- Task directions -
Going line by line through the entries below, note each one with "dependent", then report how many there are and nothing else.

···

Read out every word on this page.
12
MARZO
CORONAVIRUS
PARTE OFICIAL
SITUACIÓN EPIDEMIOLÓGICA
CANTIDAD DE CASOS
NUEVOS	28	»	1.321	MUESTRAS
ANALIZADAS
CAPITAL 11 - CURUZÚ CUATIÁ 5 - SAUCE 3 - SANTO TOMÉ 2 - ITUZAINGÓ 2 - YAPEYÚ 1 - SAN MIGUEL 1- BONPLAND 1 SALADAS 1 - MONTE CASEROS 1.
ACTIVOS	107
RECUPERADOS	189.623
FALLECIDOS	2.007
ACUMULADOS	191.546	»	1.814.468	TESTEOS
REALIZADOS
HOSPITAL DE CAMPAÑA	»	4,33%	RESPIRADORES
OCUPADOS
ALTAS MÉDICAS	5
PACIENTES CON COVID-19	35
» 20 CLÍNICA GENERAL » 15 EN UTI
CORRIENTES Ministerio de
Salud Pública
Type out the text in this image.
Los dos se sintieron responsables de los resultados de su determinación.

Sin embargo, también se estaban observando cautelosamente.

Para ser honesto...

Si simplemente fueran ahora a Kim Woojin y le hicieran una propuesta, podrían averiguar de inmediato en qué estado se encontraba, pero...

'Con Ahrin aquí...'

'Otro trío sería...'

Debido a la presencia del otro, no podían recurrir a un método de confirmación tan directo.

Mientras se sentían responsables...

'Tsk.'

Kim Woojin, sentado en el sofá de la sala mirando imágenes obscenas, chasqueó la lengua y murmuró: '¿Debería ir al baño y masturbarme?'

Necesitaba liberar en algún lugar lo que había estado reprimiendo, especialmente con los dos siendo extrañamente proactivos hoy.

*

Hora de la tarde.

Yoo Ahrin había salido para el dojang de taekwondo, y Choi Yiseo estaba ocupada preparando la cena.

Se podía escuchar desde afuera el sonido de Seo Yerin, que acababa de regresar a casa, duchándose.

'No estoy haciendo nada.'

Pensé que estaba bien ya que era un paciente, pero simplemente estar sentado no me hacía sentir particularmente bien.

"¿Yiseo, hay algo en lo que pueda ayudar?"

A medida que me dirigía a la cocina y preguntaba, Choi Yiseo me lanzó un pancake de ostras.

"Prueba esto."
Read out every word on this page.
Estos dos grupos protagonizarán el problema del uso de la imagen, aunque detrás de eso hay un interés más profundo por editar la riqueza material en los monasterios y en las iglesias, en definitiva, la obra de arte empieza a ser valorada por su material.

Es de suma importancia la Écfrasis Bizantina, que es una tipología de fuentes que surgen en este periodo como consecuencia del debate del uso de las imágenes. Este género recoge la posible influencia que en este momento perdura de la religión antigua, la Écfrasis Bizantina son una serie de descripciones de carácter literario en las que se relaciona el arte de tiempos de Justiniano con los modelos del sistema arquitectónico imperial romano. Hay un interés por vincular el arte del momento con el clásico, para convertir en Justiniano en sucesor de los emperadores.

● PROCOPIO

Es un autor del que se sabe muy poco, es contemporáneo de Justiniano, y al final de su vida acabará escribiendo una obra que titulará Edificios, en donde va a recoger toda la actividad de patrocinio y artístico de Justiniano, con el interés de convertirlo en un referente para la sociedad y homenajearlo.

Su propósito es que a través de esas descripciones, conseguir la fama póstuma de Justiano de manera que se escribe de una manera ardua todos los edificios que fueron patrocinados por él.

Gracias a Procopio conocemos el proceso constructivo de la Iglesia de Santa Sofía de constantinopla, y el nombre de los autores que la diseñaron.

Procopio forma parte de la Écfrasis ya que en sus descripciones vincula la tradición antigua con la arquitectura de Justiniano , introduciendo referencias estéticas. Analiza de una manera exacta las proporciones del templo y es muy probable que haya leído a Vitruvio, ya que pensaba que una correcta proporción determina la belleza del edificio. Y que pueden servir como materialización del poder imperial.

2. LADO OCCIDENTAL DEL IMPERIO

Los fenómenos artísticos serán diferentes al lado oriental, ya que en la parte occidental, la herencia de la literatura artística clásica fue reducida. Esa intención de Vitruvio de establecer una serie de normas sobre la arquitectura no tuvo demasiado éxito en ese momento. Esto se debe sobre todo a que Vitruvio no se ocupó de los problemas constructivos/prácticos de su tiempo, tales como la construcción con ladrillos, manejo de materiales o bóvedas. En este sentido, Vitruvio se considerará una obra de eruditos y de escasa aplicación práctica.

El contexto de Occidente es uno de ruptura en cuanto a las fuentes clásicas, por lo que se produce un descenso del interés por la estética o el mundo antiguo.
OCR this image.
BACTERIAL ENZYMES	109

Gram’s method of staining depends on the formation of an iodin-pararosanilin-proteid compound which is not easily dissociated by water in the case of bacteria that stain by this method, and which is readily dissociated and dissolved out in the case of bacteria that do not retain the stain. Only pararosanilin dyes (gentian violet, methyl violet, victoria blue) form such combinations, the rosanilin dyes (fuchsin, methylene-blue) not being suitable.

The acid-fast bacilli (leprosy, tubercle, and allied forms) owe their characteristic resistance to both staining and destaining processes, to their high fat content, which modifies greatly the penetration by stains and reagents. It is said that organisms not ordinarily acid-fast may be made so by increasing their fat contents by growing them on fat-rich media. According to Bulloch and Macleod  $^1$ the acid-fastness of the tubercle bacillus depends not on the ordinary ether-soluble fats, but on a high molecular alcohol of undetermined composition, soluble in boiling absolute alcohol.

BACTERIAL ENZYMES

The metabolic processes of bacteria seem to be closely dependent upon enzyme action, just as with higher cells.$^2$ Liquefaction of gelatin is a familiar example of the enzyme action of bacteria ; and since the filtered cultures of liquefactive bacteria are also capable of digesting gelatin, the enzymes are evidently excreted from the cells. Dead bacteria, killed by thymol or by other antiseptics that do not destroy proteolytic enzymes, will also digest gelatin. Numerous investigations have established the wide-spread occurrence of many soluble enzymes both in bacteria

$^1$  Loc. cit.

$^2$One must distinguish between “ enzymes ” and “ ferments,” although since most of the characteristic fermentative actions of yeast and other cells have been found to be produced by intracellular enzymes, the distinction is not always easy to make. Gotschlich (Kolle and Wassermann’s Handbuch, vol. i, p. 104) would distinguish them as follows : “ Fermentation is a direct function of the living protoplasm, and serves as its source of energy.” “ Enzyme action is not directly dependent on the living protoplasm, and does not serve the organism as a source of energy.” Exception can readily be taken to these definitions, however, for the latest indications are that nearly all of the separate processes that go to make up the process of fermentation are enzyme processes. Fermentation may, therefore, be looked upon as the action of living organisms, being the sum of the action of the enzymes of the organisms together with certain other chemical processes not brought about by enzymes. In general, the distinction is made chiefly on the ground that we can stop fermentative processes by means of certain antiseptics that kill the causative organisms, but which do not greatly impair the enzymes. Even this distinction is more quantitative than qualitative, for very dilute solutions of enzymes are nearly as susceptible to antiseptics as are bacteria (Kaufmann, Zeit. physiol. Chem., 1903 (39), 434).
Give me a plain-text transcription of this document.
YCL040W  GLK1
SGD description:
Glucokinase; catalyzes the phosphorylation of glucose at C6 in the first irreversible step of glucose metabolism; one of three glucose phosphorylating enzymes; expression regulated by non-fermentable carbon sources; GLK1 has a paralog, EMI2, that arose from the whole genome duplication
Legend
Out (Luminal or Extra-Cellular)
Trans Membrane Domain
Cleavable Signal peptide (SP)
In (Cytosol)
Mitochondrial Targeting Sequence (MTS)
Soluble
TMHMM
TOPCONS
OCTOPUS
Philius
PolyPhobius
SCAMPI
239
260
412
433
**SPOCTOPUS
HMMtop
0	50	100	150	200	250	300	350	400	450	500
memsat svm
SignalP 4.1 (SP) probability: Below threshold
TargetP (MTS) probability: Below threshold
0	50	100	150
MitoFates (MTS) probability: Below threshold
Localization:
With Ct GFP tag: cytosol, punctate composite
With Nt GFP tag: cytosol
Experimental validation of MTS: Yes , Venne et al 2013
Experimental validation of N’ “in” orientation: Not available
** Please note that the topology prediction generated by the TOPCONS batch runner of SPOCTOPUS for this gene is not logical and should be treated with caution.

···

- Reply -
2